TASK:
Return every record below exactly as written, omitting any pictures.

MATERIAL TO PROCESS:
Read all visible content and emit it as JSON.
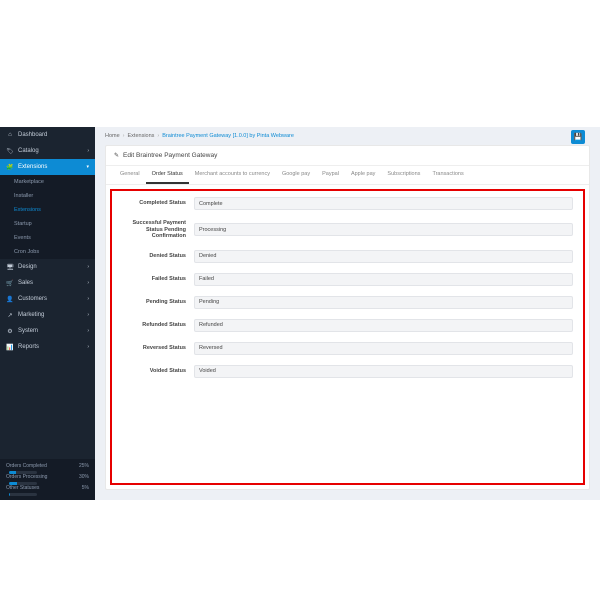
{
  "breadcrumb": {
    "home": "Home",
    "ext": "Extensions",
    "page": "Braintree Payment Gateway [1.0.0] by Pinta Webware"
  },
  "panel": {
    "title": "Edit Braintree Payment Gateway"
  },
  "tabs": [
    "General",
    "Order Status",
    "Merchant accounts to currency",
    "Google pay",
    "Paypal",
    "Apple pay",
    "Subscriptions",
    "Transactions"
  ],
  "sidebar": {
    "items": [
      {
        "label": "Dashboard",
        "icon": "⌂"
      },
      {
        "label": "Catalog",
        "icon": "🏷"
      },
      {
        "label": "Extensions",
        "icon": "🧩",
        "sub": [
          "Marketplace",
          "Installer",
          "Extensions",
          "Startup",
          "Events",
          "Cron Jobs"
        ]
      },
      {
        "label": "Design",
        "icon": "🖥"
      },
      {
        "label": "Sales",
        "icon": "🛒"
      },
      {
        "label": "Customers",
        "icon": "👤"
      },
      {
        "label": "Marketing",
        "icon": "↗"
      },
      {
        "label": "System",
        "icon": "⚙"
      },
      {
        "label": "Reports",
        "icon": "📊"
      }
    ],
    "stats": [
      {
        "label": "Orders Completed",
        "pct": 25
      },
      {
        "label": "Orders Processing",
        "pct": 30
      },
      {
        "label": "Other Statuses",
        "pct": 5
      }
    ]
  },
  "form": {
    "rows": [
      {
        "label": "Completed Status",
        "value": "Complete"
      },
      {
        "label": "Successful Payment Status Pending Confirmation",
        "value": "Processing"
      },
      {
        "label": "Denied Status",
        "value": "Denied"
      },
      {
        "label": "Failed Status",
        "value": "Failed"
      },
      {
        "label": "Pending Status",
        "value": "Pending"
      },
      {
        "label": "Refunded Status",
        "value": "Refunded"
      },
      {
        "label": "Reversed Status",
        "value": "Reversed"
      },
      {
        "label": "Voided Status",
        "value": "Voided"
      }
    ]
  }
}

ANSWER TO THE EXERCISE:
Read all visible content and emit it as JSON.
{
  "breadcrumb": {
    "home": "Home",
    "ext": "Extensions",
    "page": "Braintree Payment Gateway [1.0.0] by Pinta Webware"
  },
  "panel": {
    "title": "Edit Braintree Payment Gateway"
  },
  "tabs": [
    "General",
    "Order Status",
    "Merchant accounts to currency",
    "Google pay",
    "Paypal",
    "Apple pay",
    "Subscriptions",
    "Transactions"
  ],
  "sidebar": {
    "items": [
      {
        "label": "Dashboard",
        "icon": "⌂"
      },
      {
        "label": "Catalog",
        "icon": "🏷"
      },
      {
        "label": "Extensions",
        "icon": "🧩",
        "sub": [
          "Marketplace",
          "Installer",
          "Extensions",
          "Startup",
          "Events",
          "Cron Jobs"
        ]
      },
      {
        "label": "Design",
        "icon": "🖥"
      },
      {
        "label": "Sales",
        "icon": "🛒"
      },
      {
        "label": "Customers",
        "icon": "👤"
      },
      {
        "label": "Marketing",
        "icon": "↗"
      },
      {
        "label": "System",
        "icon": "⚙"
      },
      {
        "label": "Reports",
        "icon": "📊"
      }
    ],
    "stats": [
      {
        "label": "Orders Completed",
        "pct": 25
      },
      {
        "label": "Orders Processing",
        "pct": 30
      },
      {
        "label": "Other Statuses",
        "pct": 5
      }
    ]
  },
  "form": {
    "rows": [
      {
        "label": "Completed Status",
        "value": "Complete"
      },
      {
        "label": "Successful Payment Status Pending Confirmation",
        "value": "Processing"
      },
      {
        "label": "Denied Status",
        "value": "Denied"
      },
      {
        "label": "Failed Status",
        "value": "Failed"
      },
      {
        "label": "Pending Status",
        "value": "Pending"
      },
      {
        "label": "Refunded Status",
        "value": "Refunded"
      },
      {
        "label": "Reversed Status",
        "value": "Reversed"
      },
      {
        "label": "Voided Status",
        "value": "Voided"
      }
    ]
  }
}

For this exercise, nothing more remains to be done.